§ **EXERCISE GOAL**: Copy each line where the word "Центральная" occurs.

§

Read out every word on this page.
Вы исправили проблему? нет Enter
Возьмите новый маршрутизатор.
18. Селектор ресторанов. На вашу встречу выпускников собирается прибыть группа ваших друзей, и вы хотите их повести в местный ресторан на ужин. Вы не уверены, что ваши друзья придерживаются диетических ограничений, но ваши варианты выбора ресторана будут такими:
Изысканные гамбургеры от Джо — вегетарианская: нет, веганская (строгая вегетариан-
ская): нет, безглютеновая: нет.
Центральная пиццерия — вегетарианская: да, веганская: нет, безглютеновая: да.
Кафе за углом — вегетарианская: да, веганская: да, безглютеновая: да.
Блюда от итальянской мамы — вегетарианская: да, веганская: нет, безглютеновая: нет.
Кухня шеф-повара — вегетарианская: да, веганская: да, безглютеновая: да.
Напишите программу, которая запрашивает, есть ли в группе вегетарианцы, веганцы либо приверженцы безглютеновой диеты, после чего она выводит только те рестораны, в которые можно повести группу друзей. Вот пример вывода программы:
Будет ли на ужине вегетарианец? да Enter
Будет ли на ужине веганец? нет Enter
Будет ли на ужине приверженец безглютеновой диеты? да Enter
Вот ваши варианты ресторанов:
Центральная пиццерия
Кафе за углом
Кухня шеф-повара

§

§ **EXERCISE RESPONSE**:
Центральная пиццерия — вегетарианская: да, веганская: нет, безглютеновая: да.
Центральная пиццерия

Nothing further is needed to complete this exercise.